[INPUT RECORDS start]

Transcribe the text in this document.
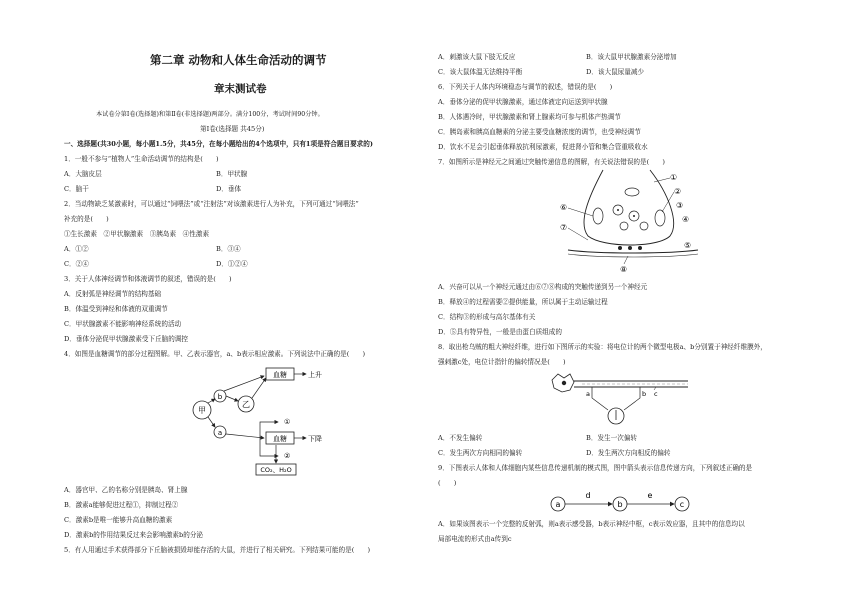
第二章 动物和人体生命活动的调节
章末测试卷
本试卷分第Ⅰ卷(选择题)和第Ⅱ卷(非选择题)两部分。满分100分，考试时间90分钟。
第Ⅰ卷(选择题 共45分)
一、选择题(共30小题，每小题1.5分，共45分，在每小题给出的4个选项中，只有1项是符合题目要求的)
1．一般不参与“植物人”生命活动调节的结构是(　　)
A．大脑皮层	B．甲状腺
C．脑干	D．垂体
2．当动物缺乏某激素时，可以通过“饲喂法”或“注射法”对该激素进行人为补充，下列可通过“饲喂法”
补充的是(　　)
①生长激素　②甲状腺激素　③胰岛素　④性激素
A．①②	B．③④
C．②④	D．①②④
3．关于人体神经调节和体液调节的叙述，错误的是(　　)
A．反射弧是神经调节的结构基础
B．体温受到神经和体液的双重调节
C．甲状腺激素不能影响神经系统的活动
D．垂体分泌促甲状腺激素受下丘脑的调控
4．如图是血糖调节的部分过程图解。甲、乙表示器官，a、b表示相应激素。下列说法中正确的是(　　)
甲
b
a
乙
血糖	上升
血糖	下降
①
②
CO₂、H₂O
A．器官甲、乙的名称分别是胰岛、肾上腺
B．激素a能够促进过程①，抑制过程②
C．激素b是唯一能够升高血糖的激素
D．激素b的作用结果反过来会影响激素b的分泌
5．有人用通过手术获得部分下丘脑被损毁却能存活的大鼠，并进行了相关研究。下列结果可能的是(　　)
A．刺激该大鼠下肢无反应	B．该大鼠甲状腺激素分泌增加
C．该大鼠体温无法维持平衡	D．该大鼠尿量减少
6．下列关于人体内环境稳态与调节的叙述，错误的是(　　)
A．垂体分泌的促甲状腺激素，通过体液定向运送到甲状腺
B．人体遇冷时，甲状腺激素和肾上腺素均可参与机体产热调节
C．胰岛素和胰高血糖素的分泌主要受血糖浓度的调节，也受神经调节
D．饮水不足会引起垂体释放抗利尿激素，促进肾小管和集合管重吸收水
7．如图所示是神经元之间通过突触传递信息的图解，有关说法错误的是(　　)
①
②
③
④
⑤
⑥
⑦
⑧
A．兴奋可以从一个神经元通过由⑥⑦⑧构成的突触传递到另一个神经元
B．释放④的过程需要②提供能量，所以属于主动运输过程
C．结构③的形成与高尔基体有关
D．⑤具有特异性，一般是由蛋白质组成的
8．取出枪乌贼的粗大神经纤维，进行如下图所示的实验：将电位计的两个微型电极a、b分别置于神经纤维膜外，
强刺激c处，电位计指针的偏转情况是(　　)
a	b c
A．不发生偏转	B．发生一次偏转
C．发生两次方向相同的偏转	D．发生两次方向相反的偏转
9．下图表示人体和人体细胞内某些信息传递机制的模式图，图中箭头表示信息传递方向，下列叙述正确的是
(　　)
a	b	c
d	e
A．如果该图表示一个完整的反射弧，则a表示感受器，b表示神经中枢，c表示效应器，且其中的信息均以
局部电流的形式由a传到c
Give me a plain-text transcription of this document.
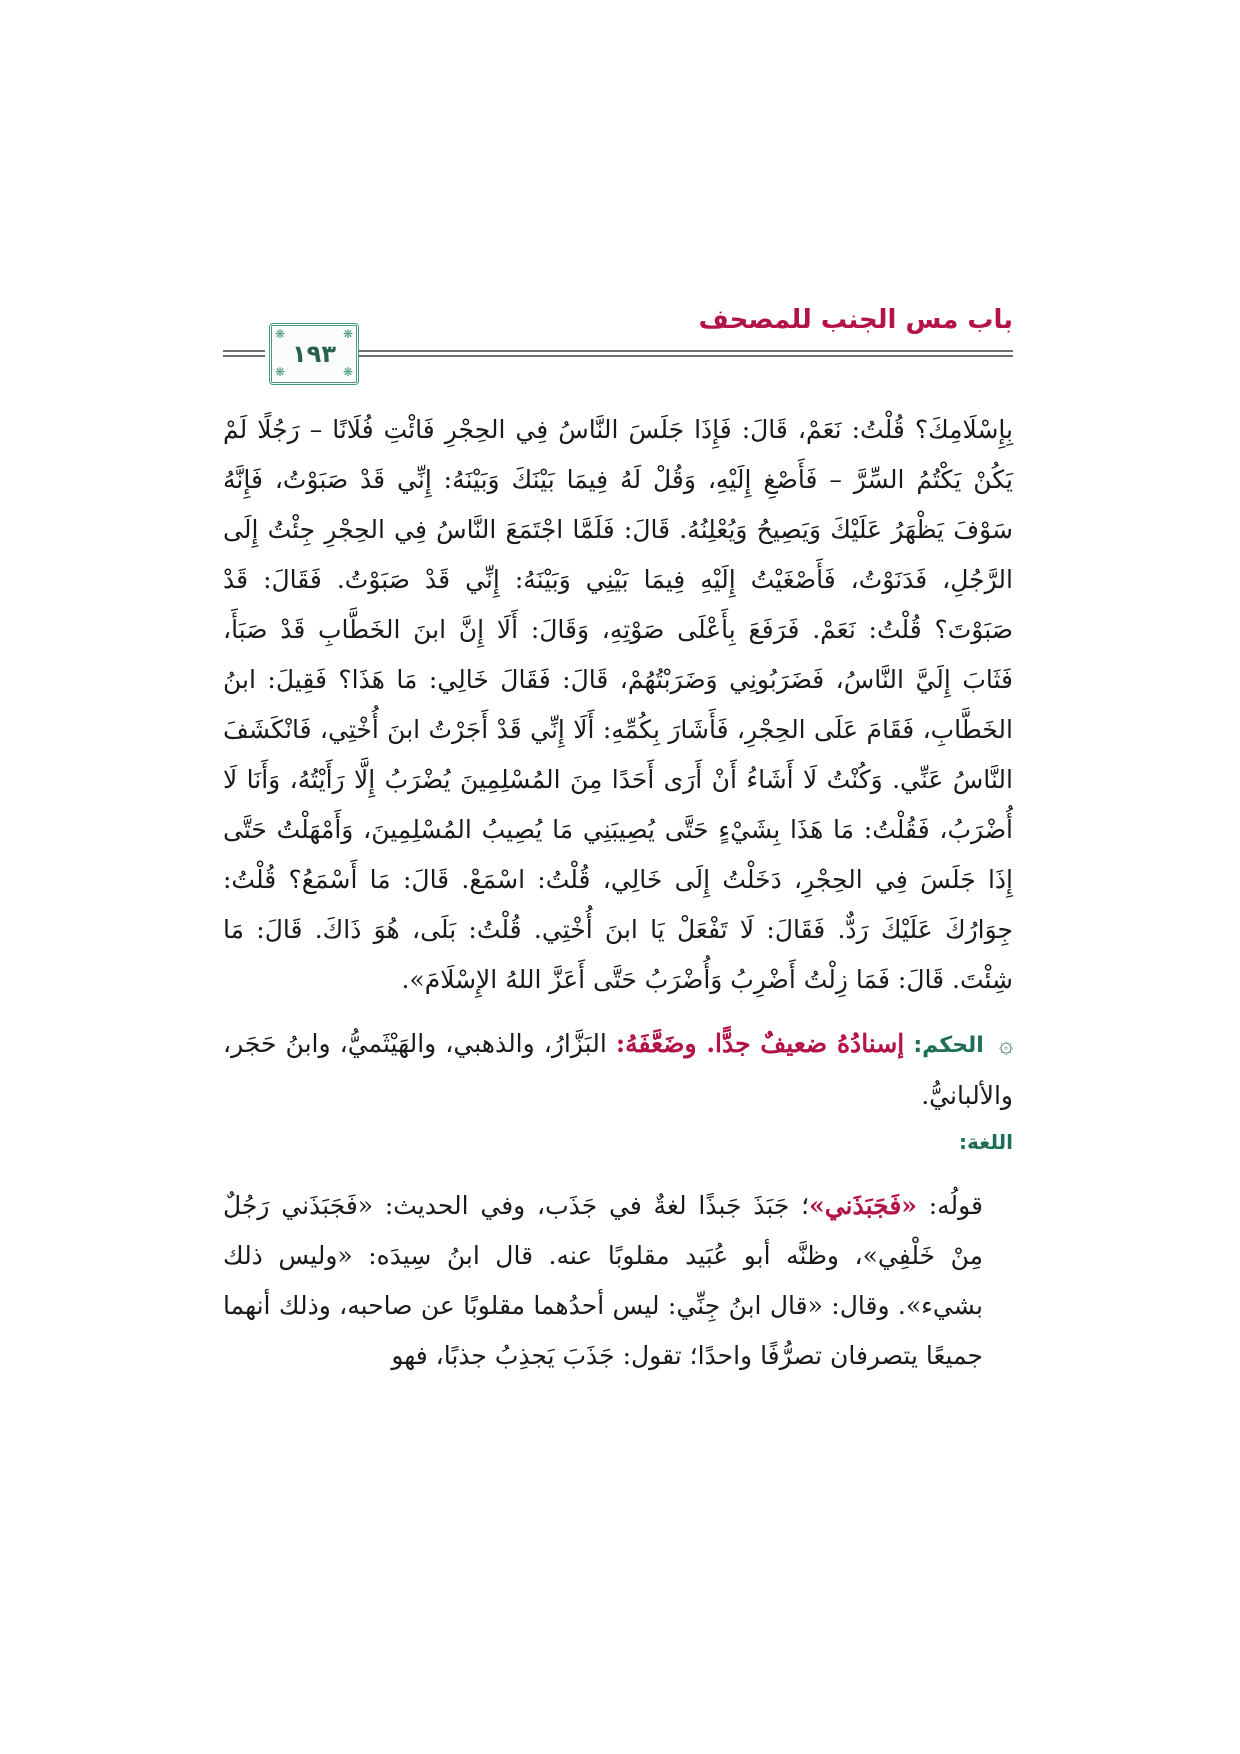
باب مس الجنب للمصحف
❋	❋
❋	❋
١٩٣

بِإِسْلَامِكَ؟ قُلْتُ: نَعَمْ، قَالَ: فَإِذَا جَلَسَ النَّاسُ فِي الحِجْرِ فَائْتِ فُلَانًا – رَجُلًا لَمْ يَكُنْ يَكْتُمُ السِّرَّ – فَأَصْغِ إِلَيْهِ، وَقُلْ لَهُ فِيمَا بَيْنَكَ وَبَيْنَهُ: إِنِّي قَدْ صَبَوْتُ، فَإِنَّهُ سَوْفَ يَظْهَرُ عَلَيْكَ وَيَصِيحُ وَيُعْلِنُهُ. قَالَ: فَلَمَّا اجْتَمَعَ النَّاسُ فِي الحِجْرِ جِئْتُ إِلَى الرَّجُلِ، فَدَنَوْتُ، فَأَصْغَيْتُ إِلَيْهِ فِيمَا بَيْنِي وَبَيْنَهُ: إِنِّي قَدْ صَبَوْتُ. فَقَالَ: قَدْ صَبَوْتَ؟ قُلْتُ: نَعَمْ. فَرَفَعَ بِأَعْلَى صَوْتِهِ، وَقَالَ: أَلَا إِنَّ ابنَ الخَطَّابِ قَدْ صَبَأَ، فَثَابَ إِلَيَّ النَّاسُ، فَضَرَبُونِي وَضَرَبْتُهُمْ، قَالَ: فَقَالَ خَالِي: مَا هَذَا؟ فَقِيلَ: ابنُ الخَطَّابِ، فَقَامَ عَلَى الحِجْرِ، فَأَشَارَ بِكُمِّهِ: أَلَا إِنِّي قَدْ أَجَرْتُ ابنَ أُخْتِي، فَانْكَشَفَ النَّاسُ عَنِّي. وَكُنْتُ لَا أَشَاءُ أَنْ أَرَى أَحَدًا مِنَ المُسْلِمِينَ يُضْرَبُ إِلَّا رَأَيْتُهُ، وَأَنَا لَا أُضْرَبُ، فَقُلْتُ: مَا هَذَا بِشَيْءٍ حَتَّى يُصِيبَنِي مَا يُصِيبُ المُسْلِمِينَ، وَأَمْهَلْتُ حَتَّى إِذَا جَلَسَ فِي الحِجْرِ، دَخَلْتُ إِلَى خَالِي، قُلْتُ: اسْمَعْ. قَالَ: مَا أَسْمَعُ؟ قُلْتُ: جِوَارُكَ عَلَيْكَ رَدٌّ. فَقَالَ: لَا تَفْعَلْ يَا ابنَ أُخْتِي. قُلْتُ: بَلَى، هُوَ ذَاكَ. قَالَ: مَا شِئْتَ. قَالَ: فَمَا زِلْتُ أَضْرِبُ وَأُضْرَبُ حَتَّى أَعَزَّ اللهُ الإِسْلَامَ».

۞ الحكم: إسنادُهُ ضعيفٌ جدًّا. وضَعَّفَهُ: البَزَّارُ، والذهبي، والهَيْثَميُّ، وابنُ حَجَر، والألبانيُّ.

اللغة:

قولُه: «فَجَبَذَني»؛ جَبَذَ جَبذًا لغةٌ في جَذَب، وفي الحديث: «فَجَبَذَني رَجُلٌ مِنْ خَلْفِي»، وظنَّه أبو عُبَيد مقلوبًا عنه. قال ابنُ سِيدَه: «وليس ذلك بشيء». وقال: «قال ابنُ جِنِّي: ليس أحدُهما مقلوبًا عن صاحبه، وذلك أنهما جميعًا يتصرفان تصرُّفًا واحدًا؛ تقول: جَذَبَ يَجذِبُ جذبًا، فهو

[INPUT RECORDS end]

PROMPT: In the records above, find each line holding "this" and copy it.

FINAL RESULT:
Transcribe the text in this document.
Give me a plain-text transcription of this document.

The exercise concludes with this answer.